## Record extracts
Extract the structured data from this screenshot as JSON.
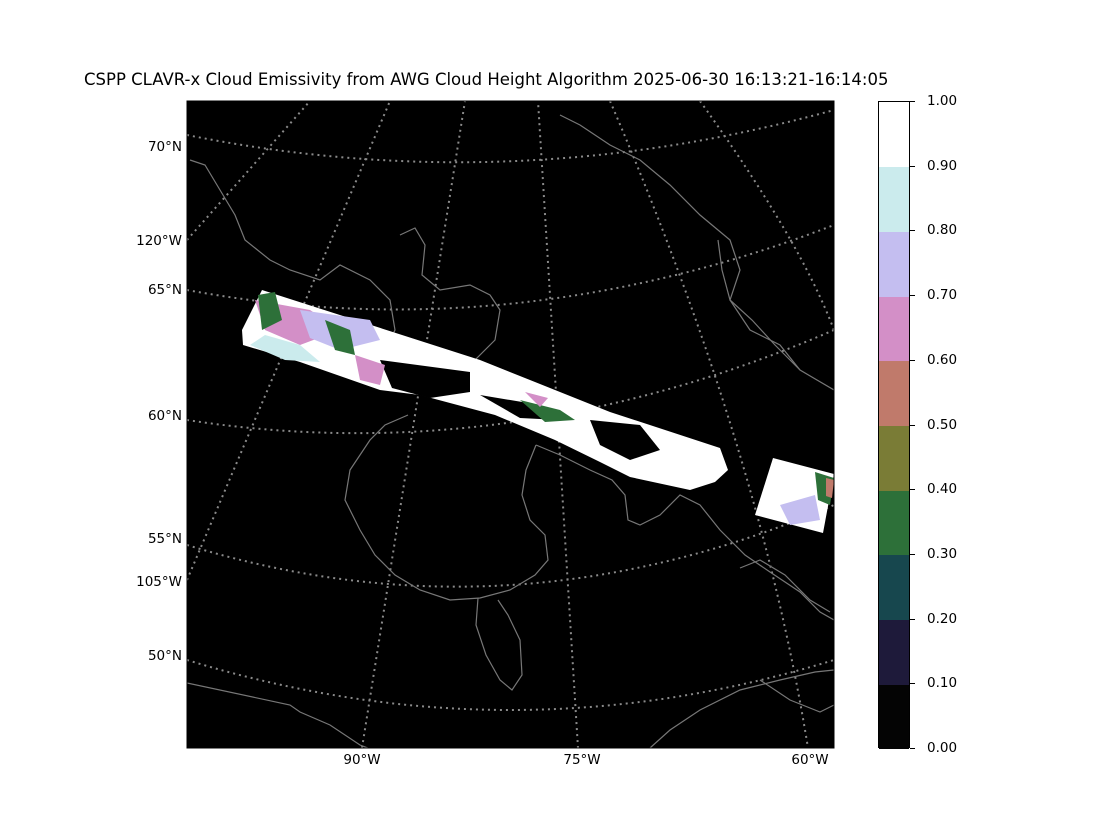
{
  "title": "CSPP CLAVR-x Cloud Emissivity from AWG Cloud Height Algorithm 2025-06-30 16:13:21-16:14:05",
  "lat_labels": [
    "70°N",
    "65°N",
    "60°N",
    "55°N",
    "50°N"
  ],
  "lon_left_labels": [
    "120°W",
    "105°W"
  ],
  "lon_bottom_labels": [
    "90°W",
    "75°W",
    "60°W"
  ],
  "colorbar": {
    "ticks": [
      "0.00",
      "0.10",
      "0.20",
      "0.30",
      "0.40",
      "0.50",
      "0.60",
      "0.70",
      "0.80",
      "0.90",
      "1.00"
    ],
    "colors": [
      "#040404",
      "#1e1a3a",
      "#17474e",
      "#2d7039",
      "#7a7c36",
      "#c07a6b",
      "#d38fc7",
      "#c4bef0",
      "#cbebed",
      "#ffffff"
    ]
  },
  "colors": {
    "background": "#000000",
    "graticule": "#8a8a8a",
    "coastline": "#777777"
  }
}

## Aim of the task
Copy all the records above exactly, but leave out the pictures.

## Exercise output
Extract the structured data from this screenshot as JSON.
{
  "title": "CSPP CLAVR-x Cloud Emissivity from AWG Cloud Height Algorithm 2025-06-30 16:13:21-16:14:05",
  "lat_labels": [
    "70°N",
    "65°N",
    "60°N",
    "55°N",
    "50°N"
  ],
  "lon_left_labels": [
    "120°W",
    "105°W"
  ],
  "lon_bottom_labels": [
    "90°W",
    "75°W",
    "60°W"
  ],
  "colorbar": {
    "ticks": [
      "0.00",
      "0.10",
      "0.20",
      "0.30",
      "0.40",
      "0.50",
      "0.60",
      "0.70",
      "0.80",
      "0.90",
      "1.00"
    ],
    "colors": [
      "#040404",
      "#1e1a3a",
      "#17474e",
      "#2d7039",
      "#7a7c36",
      "#c07a6b",
      "#d38fc7",
      "#c4bef0",
      "#cbebed",
      "#ffffff"
    ]
  },
  "colors": {
    "background": "#000000",
    "graticule": "#8a8a8a",
    "coastline": "#777777"
  }
}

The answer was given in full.